## Task statement
Note each line that includes the word "model". Copy those lines.

══ Records for the task

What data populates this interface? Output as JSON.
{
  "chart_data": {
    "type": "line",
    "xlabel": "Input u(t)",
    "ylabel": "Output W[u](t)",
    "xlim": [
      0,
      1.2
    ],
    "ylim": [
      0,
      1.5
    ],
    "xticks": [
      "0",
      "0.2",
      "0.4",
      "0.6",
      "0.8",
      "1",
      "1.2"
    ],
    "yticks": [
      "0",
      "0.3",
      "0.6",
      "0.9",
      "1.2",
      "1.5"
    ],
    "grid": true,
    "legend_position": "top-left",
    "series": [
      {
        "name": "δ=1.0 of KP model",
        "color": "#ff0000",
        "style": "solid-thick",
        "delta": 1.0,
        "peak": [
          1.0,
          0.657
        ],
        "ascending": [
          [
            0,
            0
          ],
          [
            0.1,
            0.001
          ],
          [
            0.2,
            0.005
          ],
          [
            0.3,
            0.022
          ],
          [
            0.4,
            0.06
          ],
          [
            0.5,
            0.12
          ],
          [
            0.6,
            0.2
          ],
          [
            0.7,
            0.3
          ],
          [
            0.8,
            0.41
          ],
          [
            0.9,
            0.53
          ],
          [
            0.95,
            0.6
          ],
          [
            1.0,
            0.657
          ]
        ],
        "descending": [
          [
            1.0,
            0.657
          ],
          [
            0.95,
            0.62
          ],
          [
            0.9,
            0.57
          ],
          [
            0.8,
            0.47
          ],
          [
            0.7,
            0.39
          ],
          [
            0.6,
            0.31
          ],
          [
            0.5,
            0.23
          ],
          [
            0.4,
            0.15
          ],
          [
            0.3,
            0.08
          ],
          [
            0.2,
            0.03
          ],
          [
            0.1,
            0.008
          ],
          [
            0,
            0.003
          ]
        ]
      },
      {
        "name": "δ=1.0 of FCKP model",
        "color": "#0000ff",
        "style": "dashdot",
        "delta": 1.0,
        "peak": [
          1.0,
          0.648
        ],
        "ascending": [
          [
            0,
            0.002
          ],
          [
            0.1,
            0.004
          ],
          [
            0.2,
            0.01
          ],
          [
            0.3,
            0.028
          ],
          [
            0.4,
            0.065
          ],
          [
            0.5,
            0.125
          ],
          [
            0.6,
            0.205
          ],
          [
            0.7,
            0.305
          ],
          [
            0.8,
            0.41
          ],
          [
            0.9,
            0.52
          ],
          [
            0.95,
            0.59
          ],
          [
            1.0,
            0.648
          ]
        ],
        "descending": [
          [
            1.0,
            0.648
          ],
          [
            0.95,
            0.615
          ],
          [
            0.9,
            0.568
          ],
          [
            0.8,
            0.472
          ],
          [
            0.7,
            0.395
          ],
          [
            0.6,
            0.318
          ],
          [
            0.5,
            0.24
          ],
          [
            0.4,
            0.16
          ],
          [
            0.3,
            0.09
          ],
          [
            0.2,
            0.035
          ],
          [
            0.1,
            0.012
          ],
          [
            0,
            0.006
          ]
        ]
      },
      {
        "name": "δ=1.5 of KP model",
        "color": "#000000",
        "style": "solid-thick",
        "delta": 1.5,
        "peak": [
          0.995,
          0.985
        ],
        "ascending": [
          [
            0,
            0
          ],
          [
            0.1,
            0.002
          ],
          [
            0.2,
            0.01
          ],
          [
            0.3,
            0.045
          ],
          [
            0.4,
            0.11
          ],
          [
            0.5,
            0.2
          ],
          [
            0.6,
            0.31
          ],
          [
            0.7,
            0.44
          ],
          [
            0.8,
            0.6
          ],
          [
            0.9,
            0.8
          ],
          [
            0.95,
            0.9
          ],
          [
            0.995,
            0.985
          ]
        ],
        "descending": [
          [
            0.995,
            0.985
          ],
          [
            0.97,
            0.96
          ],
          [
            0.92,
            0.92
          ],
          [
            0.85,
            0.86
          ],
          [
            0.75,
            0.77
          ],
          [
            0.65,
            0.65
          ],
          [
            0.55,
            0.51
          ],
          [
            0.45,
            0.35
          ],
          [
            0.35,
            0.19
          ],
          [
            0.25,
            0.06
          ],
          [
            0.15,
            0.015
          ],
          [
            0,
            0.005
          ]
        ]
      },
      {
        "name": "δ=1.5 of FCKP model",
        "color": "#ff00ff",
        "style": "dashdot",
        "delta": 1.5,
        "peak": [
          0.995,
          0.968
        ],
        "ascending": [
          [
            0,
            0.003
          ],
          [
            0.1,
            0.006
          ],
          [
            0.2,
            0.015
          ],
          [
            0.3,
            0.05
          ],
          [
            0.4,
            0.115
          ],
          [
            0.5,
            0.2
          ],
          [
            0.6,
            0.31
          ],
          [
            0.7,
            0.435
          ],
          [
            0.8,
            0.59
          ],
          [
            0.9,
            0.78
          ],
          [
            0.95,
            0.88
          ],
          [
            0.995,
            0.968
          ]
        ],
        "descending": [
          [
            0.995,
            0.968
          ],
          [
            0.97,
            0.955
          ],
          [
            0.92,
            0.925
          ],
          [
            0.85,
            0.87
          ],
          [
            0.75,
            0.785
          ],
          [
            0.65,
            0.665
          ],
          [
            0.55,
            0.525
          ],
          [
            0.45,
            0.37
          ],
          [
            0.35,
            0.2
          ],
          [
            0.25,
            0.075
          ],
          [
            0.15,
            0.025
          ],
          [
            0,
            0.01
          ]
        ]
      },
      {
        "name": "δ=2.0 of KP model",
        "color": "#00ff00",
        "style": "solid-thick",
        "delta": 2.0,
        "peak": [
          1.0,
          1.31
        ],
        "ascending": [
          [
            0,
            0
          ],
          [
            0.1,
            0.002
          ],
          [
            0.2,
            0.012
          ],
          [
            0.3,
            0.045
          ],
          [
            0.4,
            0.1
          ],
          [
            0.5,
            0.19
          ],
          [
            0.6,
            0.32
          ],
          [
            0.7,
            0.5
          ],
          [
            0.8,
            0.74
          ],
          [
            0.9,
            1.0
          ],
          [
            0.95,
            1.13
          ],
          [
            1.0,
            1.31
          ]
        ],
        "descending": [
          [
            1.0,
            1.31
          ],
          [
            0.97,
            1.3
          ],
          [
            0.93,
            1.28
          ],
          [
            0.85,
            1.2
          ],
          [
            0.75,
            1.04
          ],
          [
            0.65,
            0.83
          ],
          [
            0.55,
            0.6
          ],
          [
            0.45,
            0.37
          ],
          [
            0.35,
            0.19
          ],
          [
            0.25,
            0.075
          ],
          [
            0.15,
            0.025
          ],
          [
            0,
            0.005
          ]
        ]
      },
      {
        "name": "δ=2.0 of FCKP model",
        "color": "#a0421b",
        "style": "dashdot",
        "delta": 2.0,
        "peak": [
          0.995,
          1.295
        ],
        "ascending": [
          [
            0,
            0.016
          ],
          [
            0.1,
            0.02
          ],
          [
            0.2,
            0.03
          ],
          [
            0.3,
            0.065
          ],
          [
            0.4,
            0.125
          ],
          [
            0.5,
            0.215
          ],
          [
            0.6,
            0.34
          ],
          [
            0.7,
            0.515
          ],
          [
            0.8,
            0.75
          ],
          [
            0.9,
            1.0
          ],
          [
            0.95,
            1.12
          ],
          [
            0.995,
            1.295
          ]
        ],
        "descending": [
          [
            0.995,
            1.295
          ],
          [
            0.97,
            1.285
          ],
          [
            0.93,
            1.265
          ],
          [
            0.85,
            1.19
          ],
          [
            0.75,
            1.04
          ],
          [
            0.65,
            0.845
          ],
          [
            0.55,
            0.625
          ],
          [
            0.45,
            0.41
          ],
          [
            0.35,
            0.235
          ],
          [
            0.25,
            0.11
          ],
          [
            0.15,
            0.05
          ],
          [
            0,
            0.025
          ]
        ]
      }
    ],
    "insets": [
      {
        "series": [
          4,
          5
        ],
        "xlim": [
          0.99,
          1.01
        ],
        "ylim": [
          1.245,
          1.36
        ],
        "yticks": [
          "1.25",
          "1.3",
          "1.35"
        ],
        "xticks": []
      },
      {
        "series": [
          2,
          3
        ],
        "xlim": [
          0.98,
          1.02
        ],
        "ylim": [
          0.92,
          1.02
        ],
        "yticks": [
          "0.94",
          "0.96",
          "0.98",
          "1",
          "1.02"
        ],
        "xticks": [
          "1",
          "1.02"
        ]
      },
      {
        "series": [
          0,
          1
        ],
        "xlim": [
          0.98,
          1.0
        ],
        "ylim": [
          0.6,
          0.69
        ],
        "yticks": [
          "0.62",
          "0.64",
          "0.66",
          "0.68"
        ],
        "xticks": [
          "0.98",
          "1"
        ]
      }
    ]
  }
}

════

## Answer in full
        "name": "δ=1.0 of KP model",
        "name": "δ=1.0 of FCKP model",
        "name": "δ=1.5 of KP model",
        "name": "δ=1.5 of FCKP model",
        "name": "δ=2.0 of KP model",
        "name": "δ=2.0 of FCKP model",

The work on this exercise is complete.